Supplied data:

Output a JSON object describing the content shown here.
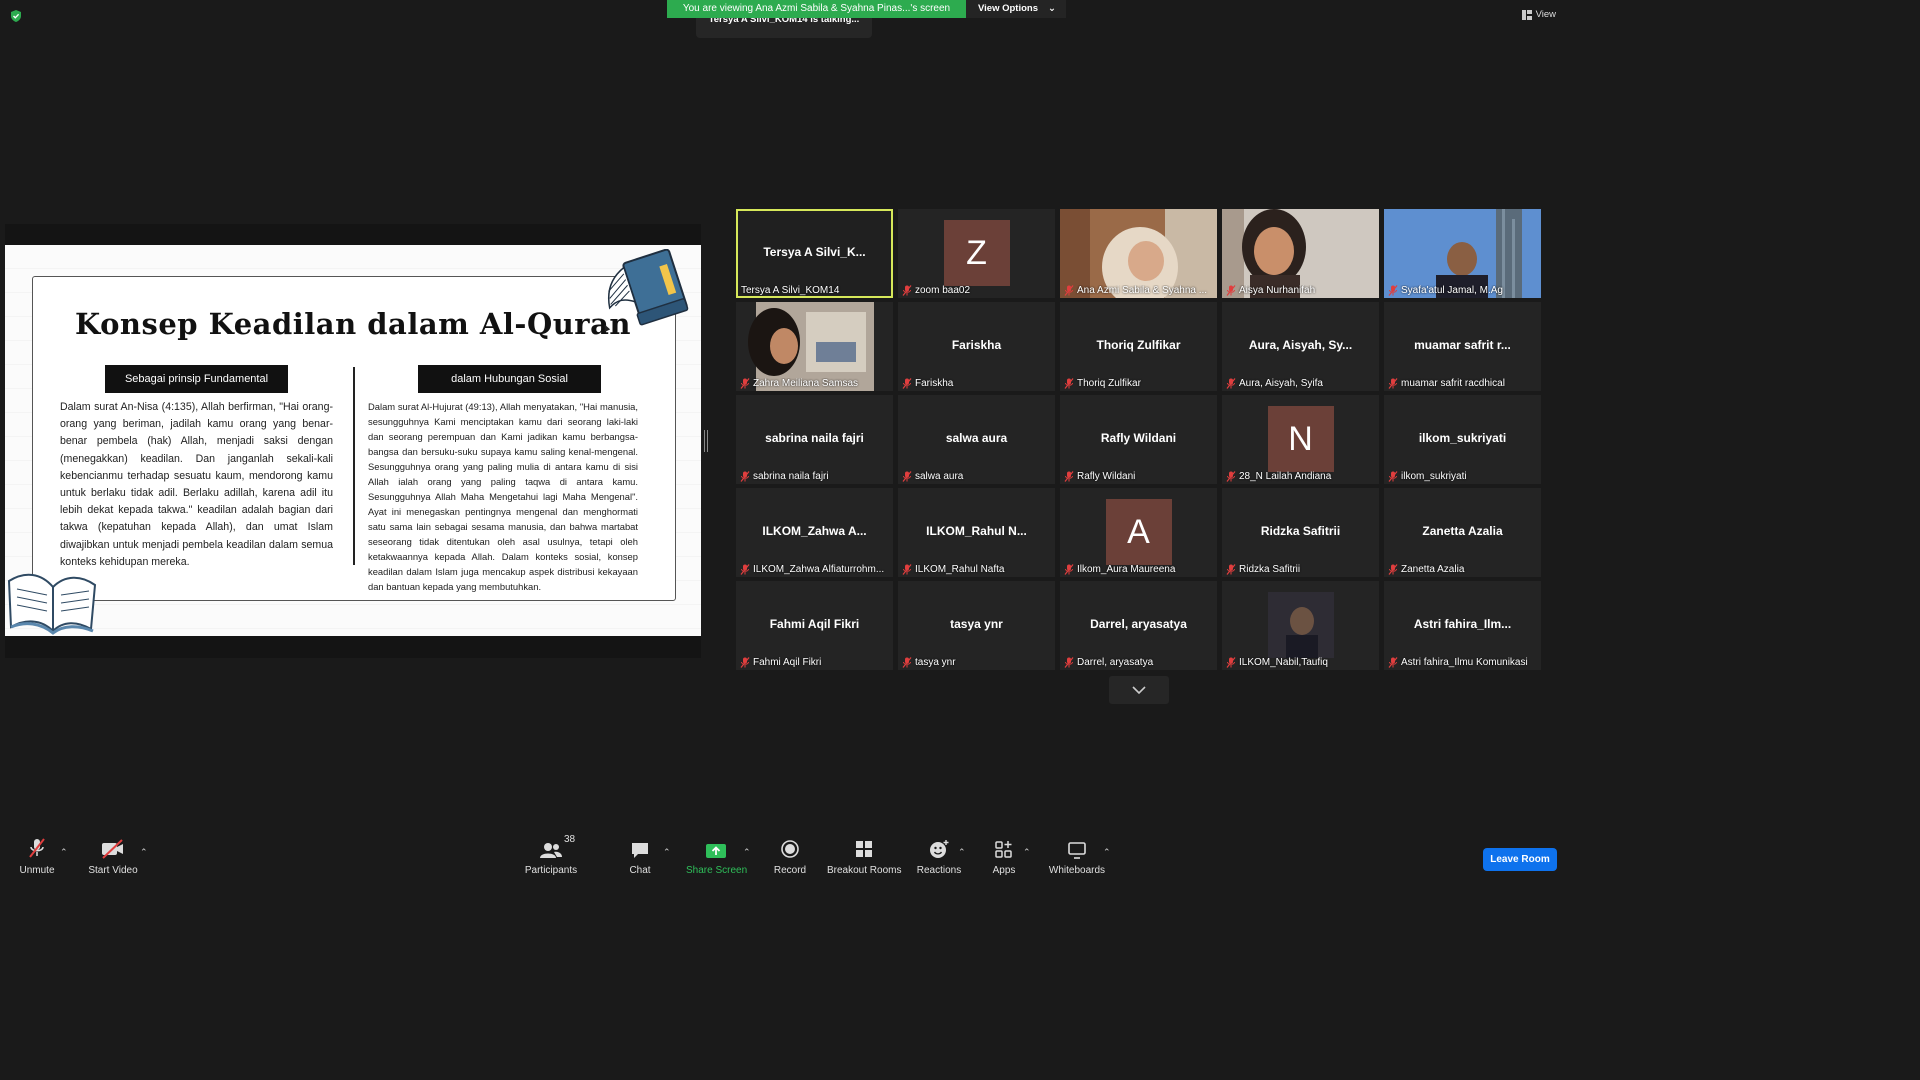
{
  "topbar": {
    "banner_message": "You are viewing Ana Azmi Sabila & Syahna Pinas...'s screen",
    "view_options_label": "View Options",
    "talking_indicator": "Tersya A Silvi_KOM14 is talking...",
    "view_label": "View"
  },
  "slide": {
    "title": "Konsep Keadilan dalam Al-Quran",
    "left_label": "Sebagai prinsip Fundamental",
    "right_label": "dalam Hubungan Sosial",
    "left_text": "Dalam surat An-Nisa (4:135), Allah berfirman, \"Hai orang-orang yang beriman, jadilah kamu orang yang benar-benar pembela (hak) Allah, menjadi saksi dengan (menegakkan) keadilan. Dan janganlah sekali-kali kebencianmu terhadap sesuatu kaum, mendorong kamu untuk berlaku tidak adil. Berlaku adillah, karena adil itu lebih dekat kepada takwa.\" keadilan adalah bagian dari takwa (kepatuhan kepada Allah), dan umat Islam diwajibkan untuk menjadi pembela keadilan dalam semua konteks kehidupan mereka.",
    "right_text": "Dalam surat Al-Hujurat (49:13), Allah menyatakan, \"Hai manusia, sesungguhnya Kami menciptakan kamu dari seorang laki-laki dan seorang perempuan dan Kami jadikan kamu berbangsa-bangsa dan bersuku-suku supaya kamu saling kenal-mengenal. Sesungguhnya orang yang paling mulia di antara kamu di sisi Allah ialah orang yang paling taqwa di antara kamu. Sesungguhnya Allah Maha Mengetahui lagi Maha Mengenal\". Ayat ini menegaskan pentingnya mengenal dan menghormati satu sama lain sebagai sesama manusia, dan bahwa martabat seseorang tidak ditentukan oleh asal usulnya, tetapi oleh ketakwaannya kepada Allah. Dalam konteks sosial, konsep keadilan dalam Islam juga mencakup aspek distribusi kekayaan dan bantuan kepada yang membutuhkan."
  },
  "participants": [
    {
      "name": "Tersya A Silvi_KOM14",
      "center": "Tersya A Silvi_K...",
      "type": "name",
      "active": true,
      "muted": false
    },
    {
      "name": "zoom baa02",
      "center": "Z",
      "type": "avatar",
      "muted": true
    },
    {
      "name": "Ana Azmi Sabila & Syahna ...",
      "center": "",
      "type": "photo-hijab",
      "muted": true
    },
    {
      "name": "Aisya Nurhanifah",
      "center": "",
      "type": "photo-girl",
      "muted": true
    },
    {
      "name": "Syafa'atul Jamal, M.Ag",
      "center": "",
      "type": "photo-sky",
      "muted": true
    },
    {
      "name": "Zahra Meiliana Samsas",
      "center": "",
      "type": "photo-mall",
      "muted": true
    },
    {
      "name": "Fariskha",
      "center": "Fariskha",
      "type": "name",
      "muted": true
    },
    {
      "name": "Thoriq Zulfikar",
      "center": "Thoriq Zulfikar",
      "type": "name",
      "muted": true
    },
    {
      "name": "Aura, Aisyah, Syifa",
      "center": "Aura, Aisyah, Sy...",
      "type": "name",
      "muted": true
    },
    {
      "name": "muamar safrit racdhical",
      "center": "muamar safrit r...",
      "type": "name",
      "muted": true
    },
    {
      "name": "sabrina naila fajri",
      "center": "sabrina naila fajri",
      "type": "name",
      "muted": true
    },
    {
      "name": "salwa aura",
      "center": "salwa aura",
      "type": "name",
      "muted": true
    },
    {
      "name": "Rafly Wildani",
      "center": "Rafly Wildani",
      "type": "name",
      "muted": true
    },
    {
      "name": "28_N Lailah Andiana",
      "center": "N",
      "type": "avatar",
      "muted": true
    },
    {
      "name": "ilkom_sukriyati",
      "center": "ilkom_sukriyati",
      "type": "name",
      "muted": true
    },
    {
      "name": "ILKOM_Zahwa Alfiaturrohm...",
      "center": "ILKOM_Zahwa A...",
      "type": "name",
      "muted": true
    },
    {
      "name": "ILKOM_Rahul Nafta",
      "center": "ILKOM_Rahul N...",
      "type": "name",
      "muted": true
    },
    {
      "name": "Ilkom_Aura Maureena",
      "center": "A",
      "type": "avatar",
      "muted": true
    },
    {
      "name": "Ridzka Safitrii",
      "center": "Ridzka Safitrii",
      "type": "name",
      "muted": true
    },
    {
      "name": "Zanetta Azalia",
      "center": "Zanetta Azalia",
      "type": "name",
      "muted": true
    },
    {
      "name": "Fahmi Aqil Fikri",
      "center": "Fahmi Aqil Fikri",
      "type": "name",
      "muted": true
    },
    {
      "name": "tasya ynr",
      "center": "tasya ynr",
      "type": "name",
      "muted": true
    },
    {
      "name": "Darrel, aryasatya",
      "center": "Darrel, aryasatya",
      "type": "name",
      "muted": true
    },
    {
      "name": "ILKOM_Nabil,Taufiq",
      "center": "",
      "type": "photo-dark",
      "muted": true
    },
    {
      "name": "Astri fahira_Ilmu Komunikasi",
      "center": "Astri fahira_Ilm...",
      "type": "name",
      "muted": true
    }
  ],
  "toolbar": {
    "unmute": "Unmute",
    "start_video": "Start Video",
    "participants": "Participants",
    "participants_count": "38",
    "chat": "Chat",
    "share_screen": "Share Screen",
    "record": "Record",
    "breakout_rooms": "Breakout Rooms",
    "reactions": "Reactions",
    "apps": "Apps",
    "whiteboards": "Whiteboards",
    "leave_room": "Leave Room"
  },
  "colors": {
    "background": "#1a1a1a",
    "banner_green": "#2dab4f",
    "active_speaker_border": "#d6e85a",
    "mute_red": "#e03e3e",
    "leave_blue": "#0e72ed"
  }
}
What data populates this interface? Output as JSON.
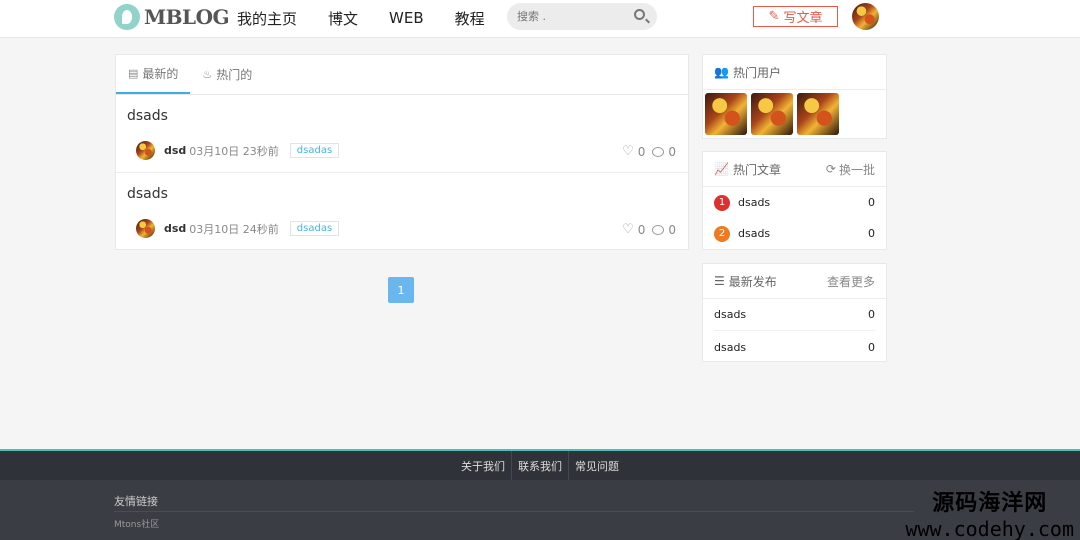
{
  "header": {
    "logo_text": "MBLOG",
    "nav": [
      "我的主页",
      "博文",
      "WEB",
      "教程"
    ],
    "search_placeholder": "搜索 .",
    "write_label": "写文章"
  },
  "tabs": [
    {
      "label": "最新的",
      "icon": "newspaper-icon"
    },
    {
      "label": "热门的",
      "icon": "fire-icon"
    }
  ],
  "posts": [
    {
      "title": "dsads",
      "author": "dsd",
      "time": "03月10日 23秒前",
      "tag": "dsadas",
      "likes": "0",
      "comments": "0"
    },
    {
      "title": "dsads",
      "author": "dsd",
      "time": "03月10日 24秒前",
      "tag": "dsadas",
      "likes": "0",
      "comments": "0"
    }
  ],
  "pagination": {
    "current": "1"
  },
  "sidebar": {
    "hot_users": {
      "title": "热门用户"
    },
    "hot_posts": {
      "title": "热门文章",
      "action": "换一批",
      "items": [
        {
          "rank": "1",
          "title": "dsads",
          "count": "0"
        },
        {
          "rank": "2",
          "title": "dsads",
          "count": "0"
        }
      ]
    },
    "latest": {
      "title": "最新发布",
      "action": "查看更多",
      "items": [
        {
          "title": "dsads",
          "count": "0"
        },
        {
          "title": "dsads",
          "count": "0"
        }
      ]
    }
  },
  "footer": {
    "links": [
      "关于我们",
      "联系我们",
      "常见问题"
    ],
    "friends_title": "友情链接",
    "friends": [
      "Mtons社区"
    ]
  },
  "watermark": {
    "line1": "源码海洋网",
    "line2": "www.codehy.com"
  }
}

Your objective:
Select every line in the material above where the string "Fahmi" occurs, and copy it.

Response to this task:
      "name": "Fahmi Aqil Fikri",
      "center": "Fahmi Aqil Fikri",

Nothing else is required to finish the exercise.